Dataset records
──────────────────────────────
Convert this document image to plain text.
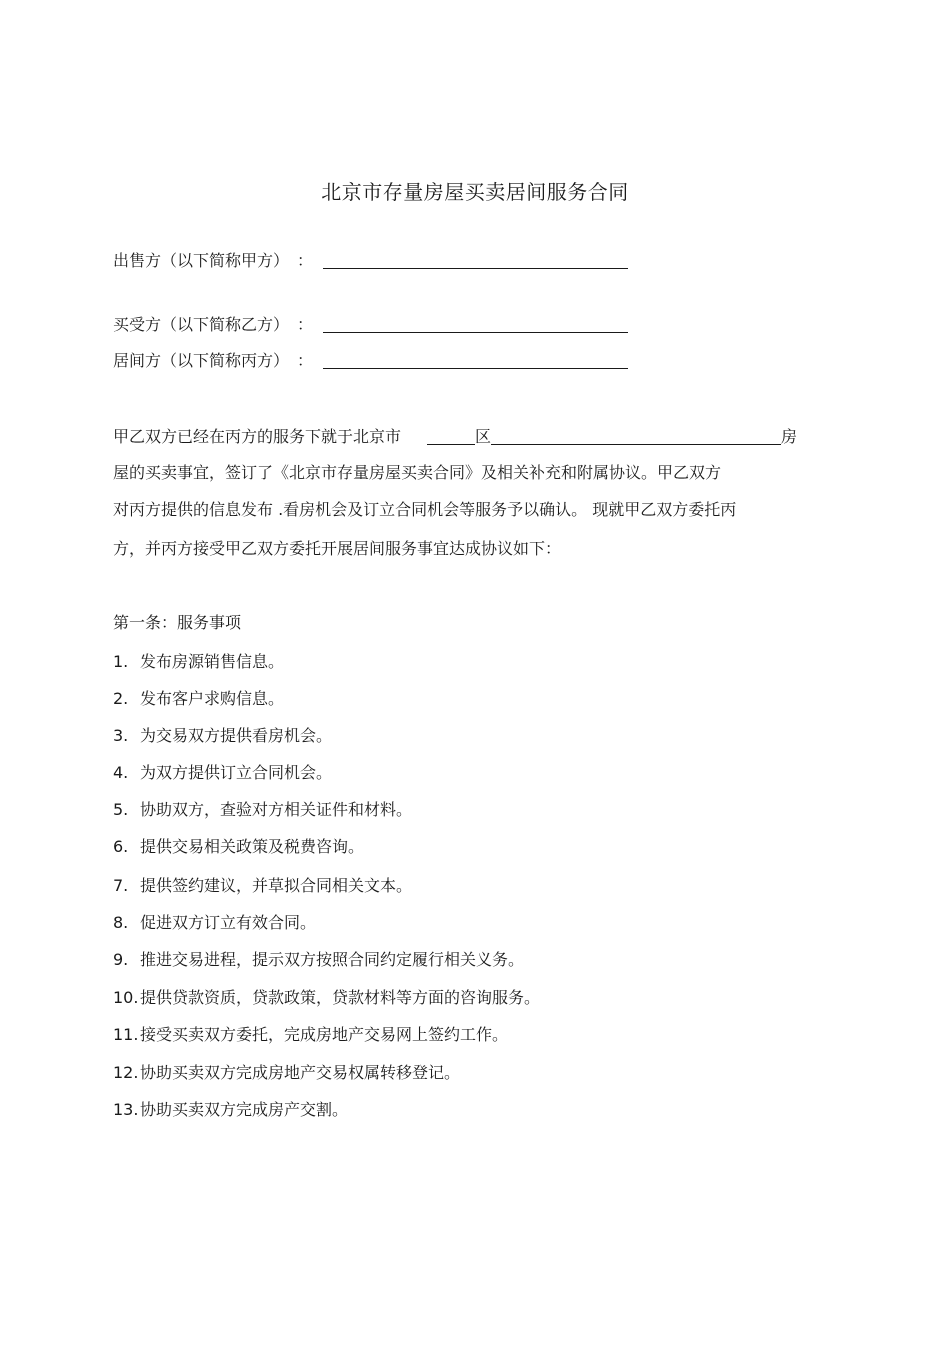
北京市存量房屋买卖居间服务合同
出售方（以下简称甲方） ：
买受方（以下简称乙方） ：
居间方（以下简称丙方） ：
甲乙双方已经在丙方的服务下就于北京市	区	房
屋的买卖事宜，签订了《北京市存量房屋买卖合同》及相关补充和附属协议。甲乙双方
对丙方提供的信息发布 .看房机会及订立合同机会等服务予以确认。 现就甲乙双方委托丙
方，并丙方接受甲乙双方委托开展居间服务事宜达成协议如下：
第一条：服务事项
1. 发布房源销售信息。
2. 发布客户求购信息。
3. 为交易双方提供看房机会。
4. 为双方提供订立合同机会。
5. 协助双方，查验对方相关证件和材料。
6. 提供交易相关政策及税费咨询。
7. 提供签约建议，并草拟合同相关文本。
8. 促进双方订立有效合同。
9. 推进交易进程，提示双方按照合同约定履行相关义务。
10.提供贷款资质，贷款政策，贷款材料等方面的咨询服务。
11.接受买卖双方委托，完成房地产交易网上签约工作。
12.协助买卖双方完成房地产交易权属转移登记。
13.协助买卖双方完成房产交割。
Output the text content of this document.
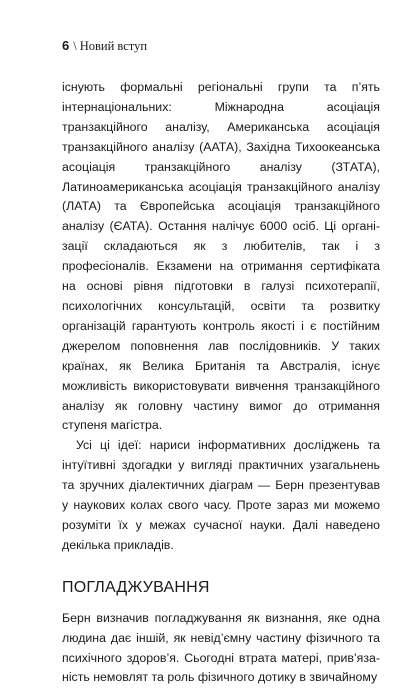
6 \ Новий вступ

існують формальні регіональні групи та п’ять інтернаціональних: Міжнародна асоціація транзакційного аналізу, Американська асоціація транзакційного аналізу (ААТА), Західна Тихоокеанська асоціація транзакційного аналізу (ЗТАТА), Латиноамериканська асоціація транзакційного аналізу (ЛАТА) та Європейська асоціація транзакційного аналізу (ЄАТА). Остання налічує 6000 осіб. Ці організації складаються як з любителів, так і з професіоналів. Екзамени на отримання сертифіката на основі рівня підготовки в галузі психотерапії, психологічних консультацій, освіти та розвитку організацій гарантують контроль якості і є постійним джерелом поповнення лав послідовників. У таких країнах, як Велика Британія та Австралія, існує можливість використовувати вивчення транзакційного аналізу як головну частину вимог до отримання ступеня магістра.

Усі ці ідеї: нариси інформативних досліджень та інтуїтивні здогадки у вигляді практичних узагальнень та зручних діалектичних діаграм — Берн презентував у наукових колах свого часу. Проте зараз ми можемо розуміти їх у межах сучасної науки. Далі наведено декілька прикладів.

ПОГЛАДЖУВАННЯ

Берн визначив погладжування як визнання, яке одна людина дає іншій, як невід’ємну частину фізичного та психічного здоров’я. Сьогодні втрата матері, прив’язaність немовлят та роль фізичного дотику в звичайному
──────────────────────────────
• WHAT IS NEEDED:
Your task is to set down the records shown above exactly, minus any pictures.

• SOLUTION:
Convert this document image to plain text.
北京市存量房屋买卖居间服务合同
出售方（以下简称甲方） ：
买受方（以下简称乙方） ：
居间方（以下简称丙方） ：
甲乙双方已经在丙方的服务下就于北京市	区	房
屋的买卖事宜，签订了《北京市存量房屋买卖合同》及相关补充和附属协议。甲乙双方
对丙方提供的信息发布 .看房机会及订立合同机会等服务予以确认。 现就甲乙双方委托丙
方，并丙方接受甲乙双方委托开展居间服务事宜达成协议如下：
第一条：服务事项
1. 发布房源销售信息。
2. 发布客户求购信息。
3. 为交易双方提供看房机会。
4. 为双方提供订立合同机会。
5. 协助双方，查验对方相关证件和材料。
6. 提供交易相关政策及税费咨询。
7. 提供签约建议，并草拟合同相关文本。
8. 促进双方订立有效合同。
9. 推进交易进程，提示双方按照合同约定履行相关义务。
10.提供贷款资质，贷款政策，贷款材料等方面的咨询服务。
11.接受买卖双方委托，完成房地产交易网上签约工作。
12.协助买卖双方完成房地产交易权属转移登记。
13.协助买卖双方完成房产交割。
Output the text content of this document.
6 \ Новий вступ

існують формальні регіональні групи та п’ять інтернаціональних: Міжнародна асоціація транзакційного аналізу, Американська асоціація транзакційного аналізу (ААТА), Західна Тихоокеанська асоціація транзакційного аналізу (ЗТАТА), Латиноамериканська асоціація транзакційного аналізу (ЛАТА) та Європейська асоціація транзакційного аналізу (ЄАТА). Остання налічує 6000 осіб. Ці організації складаються як з любителів, так і з професіоналів. Екзамени на отримання сертифіката на основі рівня підготовки в галузі психотерапії, психологічних консультацій, освіти та розвитку організацій гарантують контроль якості і є постійним джерелом поповнення лав послідовників. У таких країнах, як Велика Британія та Австралія, існує можливість використовувати вивчення транзакційного аналізу як головну частину вимог до отримання ступеня магістра.

Усі ці ідеї: нариси інформативних досліджень та інтуїтивні здогадки у вигляді практичних узагальнень та зручних діалектичних діаграм — Берн презентував у наукових колах свого часу. Проте зараз ми можемо розуміти їх у межах сучасної науки. Далі наведено декілька прикладів.

ПОГЛАДЖУВАННЯ

Берн визначив погладжування як визнання, яке одна людина дає іншій, як невід’ємну частину фізичного та психічного здоров’я. Сьогодні втрата матері, прив’язaність немовлят та роль фізичного дотику в звичайному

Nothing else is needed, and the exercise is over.